» ACTIVITÉS
- 1) D'après le texte à étudier, dans quelles situations les employeurs ont-ils du mal avec les jeunes de la Gen Z ? Donnez-les toutes.
- 2) Recopiez le passage du texte à étudier qui va de « Comment avez-vous procédé » jusqu'à « manière de penser. ».

» TEXTE À ÉTUDIER

▼▼▼

Amédée Darga, Directeur général de StraConsult : « La Gen Z mauricienne est traversée par des paradoxes »

Pourquoi avoir lancé une étude sur la Génération Z à Maurice ?
StraConsult a l’habitude de mener des études socio-économiques. Mais au-delà de notre activité professionnelle, j’ai un intérêt personnel pour ce qui se passe dans la société mauricienne. J’observe les comportements, les petits changements individuels qui, avec le temps, façonnent des évolutions plus larges dans la société.
Depuis quelque temps, lors de rencontres dans différents cercles d’entreprises, j’entendais un refrain récurrent : les employeurs évoquaient des difficultés à gérer les jeunes de la Gen Z. Que ce soit au moment du recrutement, pour les retenir, les encadrer, ou même communiquer avec eux. Cela m’a interpellé. J’ai proposé de faire une étude, et plusieurs entreprises, dont Eclosia, ont accepté de nous soutenir. C’est comme ça que le projet a démarré.
Comment avez-vous procédé pour recueillir les données ?
L’étude a commencé à la fin de l’année dernière et s’est achevée en mars 2025. Quand on réalise ce type d’étude, il ne faut pas projeter ce qu’on pense. L’important, c’est de faire émerger ce que les répondants, ici les jeunes, ont dans la tête. Nous avons donc commencé par des entretiens libres avec 58 jeunes. Cela nous a permis de saisir leur langage, leurs ressentis, leur manière de penser.

▲▲▲

» DONNÉES FOURNIES
▼▼▼

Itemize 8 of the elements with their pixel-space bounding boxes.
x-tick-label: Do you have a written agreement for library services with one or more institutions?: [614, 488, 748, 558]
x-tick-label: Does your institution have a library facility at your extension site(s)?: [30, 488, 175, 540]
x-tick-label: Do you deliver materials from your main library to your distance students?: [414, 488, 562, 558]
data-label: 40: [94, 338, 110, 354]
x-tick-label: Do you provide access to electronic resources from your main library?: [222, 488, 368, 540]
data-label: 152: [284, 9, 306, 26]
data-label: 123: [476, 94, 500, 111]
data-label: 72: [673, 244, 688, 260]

▲▲▲

» CORRIGÉ DES EXERCICES
- 1)
- au moment du recrutement
- pour les retenir
- pour les encadrer
- pour communiquer avec eux

- 2)
Comment avez-vous procédé pour recueillir les données ?
L’étude a commencé à la fin de l’année dernière et s’est achevée en mars 2025. Quand on réalise ce type d’étude, il ne faut pas projeter ce qu’on pense. L’important, c’est de faire émerger ce que les répondants, ici les jeunes, ont dans la tête. Nous avons donc commencé par des entretiens libres avec 58 jeunes. Cela nous a permis de saisir leur langage, leurs ressentis, leur manière de penser.